Selected passage:
┌──

The Spanish army paid their last respects to Madrid's military governor on Friday (5 January) with a funeral march to the capital's city cemetery.
The Spanish army paid their last respects to Madrid's military governor on Friday (5 January) with a funeral march to the capital's city cemetery. Major-General Constantino Ortin Gil was killed by three bullets fired outside his central Madrid residence on Wednesday (3 January). Left-wing Basque guerrillas later claimed responsibility for the shooting.
SYNOPSIS: The Basque separatist organisation, ETA, is responsible for the deaths of about two-thirds of the ninety-one people killed in Spain's political violence last year. Major-General Ortin Gil died only twenty-four hours after the Military Governor of Spain's troubled Basque province, Guipuzcoa, was shot dead in another incident, also believed to be politically motivated.
Major-General Ortin Gil was rushed to hospital after the shooting, where he later died of a head wound.
More than four thousand police and civil guards immediately began to hunt the military governor's killers. Traffic was snarled up around Madrid as police set up road blocks.

└──

(Page segmentation data)

┌──

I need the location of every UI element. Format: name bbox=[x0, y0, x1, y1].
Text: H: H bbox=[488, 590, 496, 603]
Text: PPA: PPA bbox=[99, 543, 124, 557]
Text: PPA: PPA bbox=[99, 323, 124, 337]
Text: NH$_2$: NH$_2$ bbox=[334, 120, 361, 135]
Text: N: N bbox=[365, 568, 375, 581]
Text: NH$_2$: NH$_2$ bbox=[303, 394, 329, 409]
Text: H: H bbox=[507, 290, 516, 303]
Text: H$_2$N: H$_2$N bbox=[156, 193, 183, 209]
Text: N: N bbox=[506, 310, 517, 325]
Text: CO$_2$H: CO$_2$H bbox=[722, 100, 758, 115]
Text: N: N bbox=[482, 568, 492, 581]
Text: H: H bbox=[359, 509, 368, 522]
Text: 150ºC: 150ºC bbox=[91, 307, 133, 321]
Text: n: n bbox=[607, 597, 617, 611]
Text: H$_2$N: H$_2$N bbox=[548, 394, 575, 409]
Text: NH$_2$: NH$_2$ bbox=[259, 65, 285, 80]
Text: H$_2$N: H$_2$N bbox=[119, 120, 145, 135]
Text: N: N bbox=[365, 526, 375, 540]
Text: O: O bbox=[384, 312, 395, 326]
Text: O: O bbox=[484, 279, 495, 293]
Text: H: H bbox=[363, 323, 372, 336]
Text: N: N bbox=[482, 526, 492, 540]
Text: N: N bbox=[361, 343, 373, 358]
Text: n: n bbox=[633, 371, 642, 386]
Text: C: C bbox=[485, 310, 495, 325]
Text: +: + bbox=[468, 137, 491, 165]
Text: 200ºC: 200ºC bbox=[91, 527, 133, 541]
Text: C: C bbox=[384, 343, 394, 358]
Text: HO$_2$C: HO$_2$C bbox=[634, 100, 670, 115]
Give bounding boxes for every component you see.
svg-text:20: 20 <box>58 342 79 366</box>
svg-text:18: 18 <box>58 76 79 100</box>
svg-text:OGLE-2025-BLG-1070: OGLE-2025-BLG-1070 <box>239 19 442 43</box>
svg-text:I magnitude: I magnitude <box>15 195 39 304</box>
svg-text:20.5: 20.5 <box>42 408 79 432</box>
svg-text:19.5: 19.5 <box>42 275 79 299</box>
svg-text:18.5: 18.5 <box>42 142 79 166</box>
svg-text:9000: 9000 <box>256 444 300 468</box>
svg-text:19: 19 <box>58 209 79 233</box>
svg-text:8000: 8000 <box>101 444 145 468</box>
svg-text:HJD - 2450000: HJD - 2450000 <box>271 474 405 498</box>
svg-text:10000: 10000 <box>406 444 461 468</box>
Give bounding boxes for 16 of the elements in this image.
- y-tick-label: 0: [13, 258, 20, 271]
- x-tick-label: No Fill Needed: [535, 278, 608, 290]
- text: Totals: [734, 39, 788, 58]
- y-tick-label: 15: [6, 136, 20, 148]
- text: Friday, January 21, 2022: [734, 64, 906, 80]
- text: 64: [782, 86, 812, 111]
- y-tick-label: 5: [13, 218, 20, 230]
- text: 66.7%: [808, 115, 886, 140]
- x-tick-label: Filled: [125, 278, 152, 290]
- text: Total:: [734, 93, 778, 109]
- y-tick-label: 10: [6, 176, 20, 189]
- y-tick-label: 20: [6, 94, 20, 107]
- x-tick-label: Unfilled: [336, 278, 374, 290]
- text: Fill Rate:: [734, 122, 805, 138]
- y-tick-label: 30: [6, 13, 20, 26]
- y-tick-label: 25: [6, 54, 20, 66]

└──

Carry on the news report about the killing of Madrid's military governor, picking up after its last sentence.

After Major-General Ortin Gil's funeral service, military officers bore the coffin shoulder-high in a three kilometre (two mile) march through the streets of Madrid. The officers encouraged rightists to break through police cordons and join the funeral march. About a thousand demonstrators -- with their right arms raised in the fascist salute, and chanting "government assassins" and "army to power" then turned the march into an anti-government demonstration.
The right-wingers believe that the government has 'sold-out' to left-wing guerrillas with the country's proposed constitution. Following the funeral, Spain's Interior Minister, Rodolfo Martin Villa, said: "We have to finish with ETA, otherwise ETA will finish with us and democracy."